Exactly reproduce each entry, leaving out nothing.
═════ Records supplied
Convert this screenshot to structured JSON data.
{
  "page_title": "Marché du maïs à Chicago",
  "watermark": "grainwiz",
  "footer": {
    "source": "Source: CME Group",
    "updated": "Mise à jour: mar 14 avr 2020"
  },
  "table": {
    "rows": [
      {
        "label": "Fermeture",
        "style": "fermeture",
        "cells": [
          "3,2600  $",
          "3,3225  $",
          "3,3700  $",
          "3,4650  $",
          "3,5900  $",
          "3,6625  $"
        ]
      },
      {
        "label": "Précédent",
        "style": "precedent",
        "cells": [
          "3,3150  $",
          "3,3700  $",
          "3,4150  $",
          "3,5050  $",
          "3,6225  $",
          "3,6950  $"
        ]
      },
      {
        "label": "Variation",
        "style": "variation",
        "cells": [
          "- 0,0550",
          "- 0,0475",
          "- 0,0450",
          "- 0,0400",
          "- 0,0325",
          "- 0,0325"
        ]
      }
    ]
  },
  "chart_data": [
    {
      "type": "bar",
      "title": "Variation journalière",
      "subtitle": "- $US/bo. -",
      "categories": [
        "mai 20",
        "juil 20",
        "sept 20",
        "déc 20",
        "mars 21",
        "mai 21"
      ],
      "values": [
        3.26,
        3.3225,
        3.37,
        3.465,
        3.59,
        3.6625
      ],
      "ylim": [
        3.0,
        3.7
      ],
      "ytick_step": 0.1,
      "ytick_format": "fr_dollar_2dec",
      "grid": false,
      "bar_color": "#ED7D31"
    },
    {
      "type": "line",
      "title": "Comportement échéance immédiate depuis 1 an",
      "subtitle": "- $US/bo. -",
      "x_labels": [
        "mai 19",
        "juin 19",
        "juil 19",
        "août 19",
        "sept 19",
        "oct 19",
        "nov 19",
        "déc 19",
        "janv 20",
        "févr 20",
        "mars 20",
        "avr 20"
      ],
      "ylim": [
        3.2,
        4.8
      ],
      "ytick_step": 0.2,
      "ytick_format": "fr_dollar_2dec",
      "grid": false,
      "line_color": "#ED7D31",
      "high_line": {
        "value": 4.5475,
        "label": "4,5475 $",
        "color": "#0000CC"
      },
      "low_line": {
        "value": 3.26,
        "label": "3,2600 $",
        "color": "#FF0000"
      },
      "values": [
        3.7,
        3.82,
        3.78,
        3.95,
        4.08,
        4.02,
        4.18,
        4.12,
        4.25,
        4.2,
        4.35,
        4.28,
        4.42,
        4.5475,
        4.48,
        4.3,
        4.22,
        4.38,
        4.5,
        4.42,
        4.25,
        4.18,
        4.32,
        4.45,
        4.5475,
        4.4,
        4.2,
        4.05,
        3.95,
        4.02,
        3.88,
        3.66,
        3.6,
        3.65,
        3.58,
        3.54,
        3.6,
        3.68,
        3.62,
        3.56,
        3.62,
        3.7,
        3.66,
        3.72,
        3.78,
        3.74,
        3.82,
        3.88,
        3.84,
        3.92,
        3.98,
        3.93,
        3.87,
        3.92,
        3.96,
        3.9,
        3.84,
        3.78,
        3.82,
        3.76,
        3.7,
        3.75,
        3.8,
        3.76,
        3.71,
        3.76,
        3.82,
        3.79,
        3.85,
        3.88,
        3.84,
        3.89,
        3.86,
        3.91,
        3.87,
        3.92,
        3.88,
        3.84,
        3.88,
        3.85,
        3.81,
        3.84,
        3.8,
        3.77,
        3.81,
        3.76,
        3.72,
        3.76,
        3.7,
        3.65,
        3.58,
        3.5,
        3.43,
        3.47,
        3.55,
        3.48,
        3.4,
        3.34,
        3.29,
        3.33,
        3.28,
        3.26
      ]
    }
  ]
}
══════════
◆ **Exercise answer**:
Convert this screenshot to structured JSON data.
{
  "page_title": "Marché du maïs à Chicago",
  "watermark": "grainwiz",
  "footer": {
    "source": "Source: CME Group",
    "updated": "Mise à jour: mar 14 avr 2020"
  },
  "table": {
    "rows": [
      {
        "label": "Fermeture",
        "style": "fermeture",
        "cells": [
          "3,2600  $",
          "3,3225  $",
          "3,3700  $",
          "3,4650  $",
          "3,5900  $",
          "3,6625  $"
        ]
      },
      {
        "label": "Précédent",
        "style": "precedent",
        "cells": [
          "3,3150  $",
          "3,3700  $",
          "3,4150  $",
          "3,5050  $",
          "3,6225  $",
          "3,6950  $"
        ]
      },
      {
        "label": "Variation",
        "style": "variation",
        "cells": [
          "- 0,0550",
          "- 0,0475",
          "- 0,0450",
          "- 0,0400",
          "- 0,0325",
          "- 0,0325"
        ]
      }
    ]
  },
  "chart_data": [
    {
      "type": "bar",
      "title": "Variation journalière",
      "subtitle": "- $US/bo. -",
      "categories": [
        "mai 20",
        "juil 20",
        "sept 20",
        "déc 20",
        "mars 21",
        "mai 21"
      ],
      "values": [
        3.26,
        3.3225,
        3.37,
        3.465,
        3.59,
        3.6625
      ],
      "ylim": [
        3.0,
        3.7
      ],
      "ytick_step": 0.1,
      "ytick_format": "fr_dollar_2dec",
      "grid": false,
      "bar_color": "#ED7D31"
    },
    {
      "type": "line",
      "title": "Comportement échéance immédiate depuis 1 an",
      "subtitle": "- $US/bo. -",
      "x_labels": [
        "mai 19",
        "juin 19",
        "juil 19",
        "août 19",
        "sept 19",
        "oct 19",
        "nov 19",
        "déc 19",
        "janv 20",
        "févr 20",
        "mars 20",
        "avr 20"
      ],
      "ylim": [
        3.2,
        4.8
      ],
      "ytick_step": 0.2,
      "ytick_format": "fr_dollar_2dec",
      "grid": false,
      "line_color": "#ED7D31",
      "high_line": {
        "value": 4.5475,
        "label": "4,5475 $",
        "color": "#0000CC"
      },
      "low_line": {
        "value": 3.26,
        "label": "3,2600 $",
        "color": "#FF0000"
      },
      "values": [
        3.7,
        3.82,
        3.78,
        3.95,
        4.08,
        4.02,
        4.18,
        4.12,
        4.25,
        4.2,
        4.35,
        4.28,
        4.42,
        4.5475,
        4.48,
        4.3,
        4.22,
        4.38,
        4.5,
        4.42,
        4.25,
        4.18,
        4.32,
        4.45,
        4.5475,
        4.4,
        4.2,
        4.05,
        3.95,
        4.02,
        3.88,
        3.66,
        3.6,
        3.65,
        3.58,
        3.54,
        3.6,
        3.68,
        3.62,
        3.56,
        3.62,
        3.7,
        3.66,
        3.72,
        3.78,
        3.74,
        3.82,
        3.88,
        3.84,
        3.92,
        3.98,
        3.93,
        3.87,
        3.92,
        3.96,
        3.9,
        3.84,
        3.78,
        3.82,
        3.76,
        3.7,
        3.75,
        3.8,
        3.76,
        3.71,
        3.76,
        3.82,
        3.79,
        3.85,
        3.88,
        3.84,
        3.89,
        3.86,
        3.91,
        3.87,
        3.92,
        3.88,
        3.84,
        3.88,
        3.85,
        3.81,
        3.84,
        3.8,
        3.77,
        3.81,
        3.76,
        3.72,
        3.76,
        3.7,
        3.65,
        3.58,
        3.5,
        3.43,
        3.47,
        3.55,
        3.48,
        3.4,
        3.34,
        3.29,
        3.33,
        3.28,
        3.26
      ]
    }
  ]
}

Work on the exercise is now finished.